The output must reproduce each line of the data word for word.

● **Information shown**:
───

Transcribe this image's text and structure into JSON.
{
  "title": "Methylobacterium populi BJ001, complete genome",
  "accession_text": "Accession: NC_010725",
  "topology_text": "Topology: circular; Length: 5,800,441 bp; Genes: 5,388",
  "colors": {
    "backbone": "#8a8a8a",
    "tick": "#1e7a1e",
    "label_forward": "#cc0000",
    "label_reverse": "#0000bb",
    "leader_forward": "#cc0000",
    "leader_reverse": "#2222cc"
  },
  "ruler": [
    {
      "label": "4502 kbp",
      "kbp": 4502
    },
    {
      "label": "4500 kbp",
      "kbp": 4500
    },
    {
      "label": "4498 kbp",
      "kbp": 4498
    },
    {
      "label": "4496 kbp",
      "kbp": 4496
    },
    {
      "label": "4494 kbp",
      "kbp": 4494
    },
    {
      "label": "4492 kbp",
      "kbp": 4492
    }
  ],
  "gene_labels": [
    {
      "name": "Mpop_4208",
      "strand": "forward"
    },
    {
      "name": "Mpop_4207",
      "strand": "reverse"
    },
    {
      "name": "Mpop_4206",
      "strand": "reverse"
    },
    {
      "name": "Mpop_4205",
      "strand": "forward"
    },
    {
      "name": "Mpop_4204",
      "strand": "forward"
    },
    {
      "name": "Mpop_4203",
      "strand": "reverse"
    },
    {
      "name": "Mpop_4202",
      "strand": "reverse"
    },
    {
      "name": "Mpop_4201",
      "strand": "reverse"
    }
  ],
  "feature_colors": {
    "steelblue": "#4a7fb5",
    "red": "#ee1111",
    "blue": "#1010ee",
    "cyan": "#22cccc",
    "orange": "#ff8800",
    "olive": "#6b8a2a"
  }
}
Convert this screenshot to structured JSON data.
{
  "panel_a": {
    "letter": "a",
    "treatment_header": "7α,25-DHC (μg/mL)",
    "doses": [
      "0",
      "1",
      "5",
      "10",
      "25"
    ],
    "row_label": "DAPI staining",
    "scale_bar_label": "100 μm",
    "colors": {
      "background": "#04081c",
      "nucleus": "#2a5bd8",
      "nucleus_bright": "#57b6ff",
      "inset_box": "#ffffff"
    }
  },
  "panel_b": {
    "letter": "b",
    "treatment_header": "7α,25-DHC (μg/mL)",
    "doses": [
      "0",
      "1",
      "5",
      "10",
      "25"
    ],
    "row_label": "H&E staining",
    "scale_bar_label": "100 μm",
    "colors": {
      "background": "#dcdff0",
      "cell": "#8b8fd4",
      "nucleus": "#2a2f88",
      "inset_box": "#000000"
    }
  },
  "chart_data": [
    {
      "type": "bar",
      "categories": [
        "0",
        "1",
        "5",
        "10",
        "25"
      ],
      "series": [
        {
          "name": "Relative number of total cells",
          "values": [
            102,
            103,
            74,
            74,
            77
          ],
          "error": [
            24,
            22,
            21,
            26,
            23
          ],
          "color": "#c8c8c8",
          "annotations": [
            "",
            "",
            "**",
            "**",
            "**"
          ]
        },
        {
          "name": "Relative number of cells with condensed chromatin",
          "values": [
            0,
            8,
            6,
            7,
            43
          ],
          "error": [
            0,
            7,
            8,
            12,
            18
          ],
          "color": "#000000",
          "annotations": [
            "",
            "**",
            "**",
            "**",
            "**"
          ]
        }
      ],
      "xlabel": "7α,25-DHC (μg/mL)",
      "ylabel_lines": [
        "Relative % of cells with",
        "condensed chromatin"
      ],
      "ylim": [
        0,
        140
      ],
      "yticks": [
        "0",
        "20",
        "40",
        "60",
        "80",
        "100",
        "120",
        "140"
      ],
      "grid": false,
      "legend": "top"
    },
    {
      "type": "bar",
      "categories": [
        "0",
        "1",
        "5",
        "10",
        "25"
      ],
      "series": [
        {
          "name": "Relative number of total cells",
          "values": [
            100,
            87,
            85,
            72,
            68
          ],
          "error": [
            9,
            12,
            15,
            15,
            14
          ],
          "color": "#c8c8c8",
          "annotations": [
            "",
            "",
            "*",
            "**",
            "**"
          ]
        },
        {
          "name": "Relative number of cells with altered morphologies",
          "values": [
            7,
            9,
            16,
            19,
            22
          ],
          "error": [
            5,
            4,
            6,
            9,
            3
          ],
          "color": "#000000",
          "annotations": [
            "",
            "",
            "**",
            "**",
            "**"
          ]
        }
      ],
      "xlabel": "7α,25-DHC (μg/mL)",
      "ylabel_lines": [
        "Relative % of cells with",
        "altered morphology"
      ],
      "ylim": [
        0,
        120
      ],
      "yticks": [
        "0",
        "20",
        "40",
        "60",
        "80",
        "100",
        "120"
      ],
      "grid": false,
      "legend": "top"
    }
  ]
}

───

● **Exercise result**:
Transcribe this image's text and structure into JSON.
{
  "title": "Methylobacterium populi BJ001, complete genome",
  "accession_text": "Accession: NC_010725",
  "topology_text": "Topology: circular; Length: 5,800,441 bp; Genes: 5,388",
  "colors": {
    "backbone": "#8a8a8a",
    "tick": "#1e7a1e",
    "label_forward": "#cc0000",
    "label_reverse": "#0000bb",
    "leader_forward": "#cc0000",
    "leader_reverse": "#2222cc"
  },
  "ruler": [
    {
      "label": "4502 kbp",
      "kbp": 4502
    },
    {
      "label": "4500 kbp",
      "kbp": 4500
    },
    {
      "label": "4498 kbp",
      "kbp": 4498
    },
    {
      "label": "4496 kbp",
      "kbp": 4496
    },
    {
      "label": "4494 kbp",
      "kbp": 4494
    },
    {
      "label": "4492 kbp",
      "kbp": 4492
    }
  ],
  "gene_labels": [
    {
      "name": "Mpop_4208",
      "strand": "forward"
    },
    {
      "name": "Mpop_4207",
      "strand": "reverse"
    },
    {
      "name": "Mpop_4206",
      "strand": "reverse"
    },
    {
      "name": "Mpop_4205",
      "strand": "forward"
    },
    {
      "name": "Mpop_4204",
      "strand": "forward"
    },
    {
      "name": "Mpop_4203",
      "strand": "reverse"
    },
    {
      "name": "Mpop_4202",
      "strand": "reverse"
    },
    {
      "name": "Mpop_4201",
      "strand": "reverse"
    }
  ],
  "feature_colors": {
    "steelblue": "#4a7fb5",
    "red": "#ee1111",
    "blue": "#1010ee",
    "cyan": "#22cccc",
    "orange": "#ff8800",
    "olive": "#6b8a2a"
  }
}
Convert this screenshot to structured JSON data.
{
  "panel_a": {
    "letter": "a",
    "treatment_header": "7α,25-DHC (μg/mL)",
    "doses": [
      "0",
      "1",
      "5",
      "10",
      "25"
    ],
    "row_label": "DAPI staining",
    "scale_bar_label": "100 μm",
    "colors": {
      "background": "#04081c",
      "nucleus": "#2a5bd8",
      "nucleus_bright": "#57b6ff",
      "inset_box": "#ffffff"
    }
  },
  "panel_b": {
    "letter": "b",
    "treatment_header": "7α,25-DHC (μg/mL)",
    "doses": [
      "0",
      "1",
      "5",
      "10",
      "25"
    ],
    "row_label": "H&E staining",
    "scale_bar_label": "100 μm",
    "colors": {
      "background": "#dcdff0",
      "cell": "#8b8fd4",
      "nucleus": "#2a2f88",
      "inset_box": "#000000"
    }
  },
  "chart_data": [
    {
      "type": "bar",
      "categories": [
        "0",
        "1",
        "5",
        "10",
        "25"
      ],
      "series": [
        {
          "name": "Relative number of total cells",
          "values": [
            102,
            103,
            74,
            74,
            77
          ],
          "error": [
            24,
            22,
            21,
            26,
            23
          ],
          "color": "#c8c8c8",
          "annotations": [
            "",
            "",
            "**",
            "**",
            "**"
          ]
        },
        {
          "name": "Relative number of cells with condensed chromatin",
          "values": [
            0,
            8,
            6,
            7,
            43
          ],
          "error": [
            0,
            7,
            8,
            12,
            18
          ],
          "color": "#000000",
          "annotations": [
            "",
            "**",
            "**",
            "**",
            "**"
          ]
        }
      ],
      "xlabel": "7α,25-DHC (μg/mL)",
      "ylabel_lines": [
        "Relative % of cells with",
        "condensed chromatin"
      ],
      "ylim": [
        0,
        140
      ],
      "yticks": [
        "0",
        "20",
        "40",
        "60",
        "80",
        "100",
        "120",
        "140"
      ],
      "grid": false,
      "legend": "top"
    },
    {
      "type": "bar",
      "categories": [
        "0",
        "1",
        "5",
        "10",
        "25"
      ],
      "series": [
        {
          "name": "Relative number of total cells",
          "values": [
            100,
            87,
            85,
            72,
            68
          ],
          "error": [
            9,
            12,
            15,
            15,
            14
          ],
          "color": "#c8c8c8",
          "annotations": [
            "",
            "",
            "*",
            "**",
            "**"
          ]
        },
        {
          "name": "Relative number of cells with altered morphologies",
          "values": [
            7,
            9,
            16,
            19,
            22
          ],
          "error": [
            5,
            4,
            6,
            9,
            3
          ],
          "color": "#000000",
          "annotations": [
            "",
            "",
            "**",
            "**",
            "**"
          ]
        }
      ],
      "xlabel": "7α,25-DHC (μg/mL)",
      "ylabel_lines": [
        "Relative % of cells with",
        "altered morphology"
      ],
      "ylim": [
        0,
        120
      ],
      "yticks": [
        "0",
        "20",
        "40",
        "60",
        "80",
        "100",
        "120"
      ],
      "grid": false,
      "legend": "top"
    }
  ]
}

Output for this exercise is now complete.